◆ Exercise goal:
Pick out each line containing the string "another".

+++ Raw data

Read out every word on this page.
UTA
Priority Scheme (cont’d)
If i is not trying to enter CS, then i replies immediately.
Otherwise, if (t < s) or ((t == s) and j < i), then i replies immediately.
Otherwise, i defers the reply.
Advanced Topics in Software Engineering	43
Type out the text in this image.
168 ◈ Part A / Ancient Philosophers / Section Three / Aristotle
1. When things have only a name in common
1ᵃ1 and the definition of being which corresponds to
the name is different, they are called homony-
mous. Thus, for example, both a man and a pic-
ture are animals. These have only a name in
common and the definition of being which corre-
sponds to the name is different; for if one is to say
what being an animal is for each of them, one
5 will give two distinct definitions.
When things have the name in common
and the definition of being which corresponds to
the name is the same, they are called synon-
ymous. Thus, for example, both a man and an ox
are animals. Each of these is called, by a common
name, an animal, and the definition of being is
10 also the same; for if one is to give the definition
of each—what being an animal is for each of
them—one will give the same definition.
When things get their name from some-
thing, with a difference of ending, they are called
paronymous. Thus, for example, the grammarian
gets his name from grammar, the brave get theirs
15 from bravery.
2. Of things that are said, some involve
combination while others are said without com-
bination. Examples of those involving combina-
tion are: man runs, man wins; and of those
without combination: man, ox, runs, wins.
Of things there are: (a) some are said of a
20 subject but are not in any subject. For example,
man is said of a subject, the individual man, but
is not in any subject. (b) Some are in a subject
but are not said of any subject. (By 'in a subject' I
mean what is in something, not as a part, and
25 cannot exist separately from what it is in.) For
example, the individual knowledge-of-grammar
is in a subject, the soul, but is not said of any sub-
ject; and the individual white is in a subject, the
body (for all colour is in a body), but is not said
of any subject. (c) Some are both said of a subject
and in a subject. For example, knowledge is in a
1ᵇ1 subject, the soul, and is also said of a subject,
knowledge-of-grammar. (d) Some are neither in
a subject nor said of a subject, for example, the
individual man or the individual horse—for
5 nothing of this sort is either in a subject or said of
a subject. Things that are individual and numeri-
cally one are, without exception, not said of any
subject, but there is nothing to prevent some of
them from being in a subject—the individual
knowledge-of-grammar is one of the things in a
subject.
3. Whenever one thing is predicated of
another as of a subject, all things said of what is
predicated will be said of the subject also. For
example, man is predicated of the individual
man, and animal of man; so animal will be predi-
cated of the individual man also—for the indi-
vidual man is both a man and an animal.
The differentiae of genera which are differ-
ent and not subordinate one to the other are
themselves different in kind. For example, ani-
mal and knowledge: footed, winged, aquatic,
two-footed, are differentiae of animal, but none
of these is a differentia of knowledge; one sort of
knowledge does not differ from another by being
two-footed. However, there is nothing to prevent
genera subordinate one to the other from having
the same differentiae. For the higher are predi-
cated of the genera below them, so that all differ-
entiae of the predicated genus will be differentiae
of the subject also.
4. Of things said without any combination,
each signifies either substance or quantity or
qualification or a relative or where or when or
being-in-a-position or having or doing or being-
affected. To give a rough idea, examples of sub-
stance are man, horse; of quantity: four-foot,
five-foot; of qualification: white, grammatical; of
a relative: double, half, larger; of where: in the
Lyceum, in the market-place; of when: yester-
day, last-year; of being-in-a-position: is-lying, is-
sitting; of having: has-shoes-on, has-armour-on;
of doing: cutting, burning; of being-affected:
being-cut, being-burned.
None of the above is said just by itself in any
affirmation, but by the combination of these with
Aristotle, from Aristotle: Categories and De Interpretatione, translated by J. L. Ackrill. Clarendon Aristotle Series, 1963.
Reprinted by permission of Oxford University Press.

++++++

◆ Written answer:
another as of a subject, all things said of what is
knowledge does not differ from another by being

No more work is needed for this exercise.